_What this task involves_: Retype the whole listing, please, keeping every line exact and dropping the pictures.

Collected data entries:
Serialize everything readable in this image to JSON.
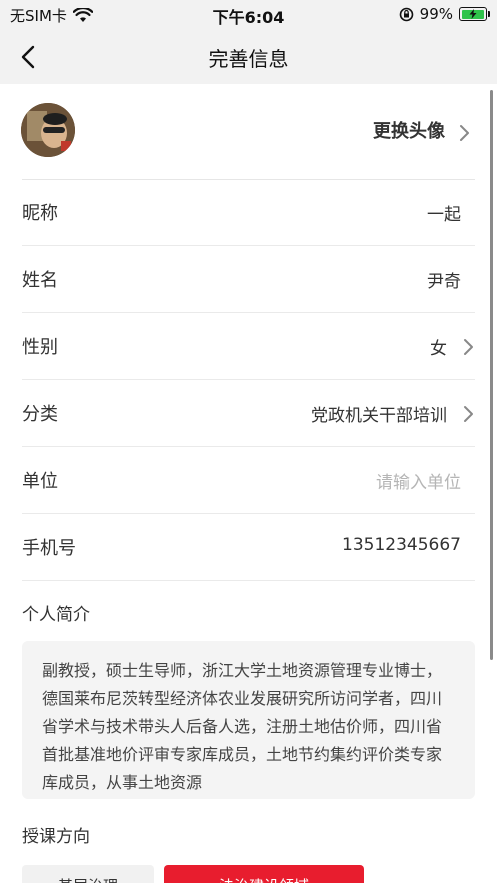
{
  "status_bar": {
    "carrier": "无SIM卡",
    "time": "下午6:04",
    "battery_percent": "99%",
    "battery_level": 0.99
  },
  "nav": {
    "title": "完善信息"
  },
  "avatar_row": {
    "label": "更换头像"
  },
  "fields": {
    "nickname": {
      "label": "昵称",
      "value": "一起"
    },
    "name": {
      "label": "姓名",
      "value": "尹奇"
    },
    "gender": {
      "label": "性别",
      "value": "女"
    },
    "category": {
      "label": "分类",
      "value": "党政机关干部培训"
    },
    "unit": {
      "label": "单位",
      "placeholder": "请输入单位"
    },
    "phone": {
      "label": "手机号",
      "value": "13512345667"
    }
  },
  "bio": {
    "title": "个人简介",
    "text": "副教授，硕士生导师，浙江大学土地资源管理专业博士，德国莱布尼茨转型经济体农业发展研究所访问学者，四川省学术与技术带头人后备人选，注册土地估价师，四川省首批基准地价评审专家库成员，土地节约集约评价类专家库成员，从事土地资源"
  },
  "teaching": {
    "title": "授课方向",
    "tags": [
      "基层治理",
      "法治建设领域"
    ]
  },
  "colors": {
    "accent_red": "#e81d2e",
    "battery_green": "#2fc34a"
  }
}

_Result for this task_:
Serialize everything readable in this image to JSON.
{
  "status_bar": {
    "carrier": "无SIM卡",
    "time": "下午6:04",
    "battery_percent": "99%",
    "battery_level": 0.99
  },
  "nav": {
    "title": "完善信息"
  },
  "avatar_row": {
    "label": "更换头像"
  },
  "fields": {
    "nickname": {
      "label": "昵称",
      "value": "一起"
    },
    "name": {
      "label": "姓名",
      "value": "尹奇"
    },
    "gender": {
      "label": "性别",
      "value": "女"
    },
    "category": {
      "label": "分类",
      "value": "党政机关干部培训"
    },
    "unit": {
      "label": "单位",
      "placeholder": "请输入单位"
    },
    "phone": {
      "label": "手机号",
      "value": "13512345667"
    }
  },
  "bio": {
    "title": "个人简介",
    "text": "副教授，硕士生导师，浙江大学土地资源管理专业博士，德国莱布尼茨转型经济体农业发展研究所访问学者，四川省学术与技术带头人后备人选，注册土地估价师，四川省首批基准地价评审专家库成员，土地节约集约评价类专家库成员，从事土地资源"
  },
  "teaching": {
    "title": "授课方向",
    "tags": [
      "基层治理",
      "法治建设领域"
    ]
  },
  "colors": {
    "accent_red": "#e81d2e",
    "battery_green": "#2fc34a"
  }
}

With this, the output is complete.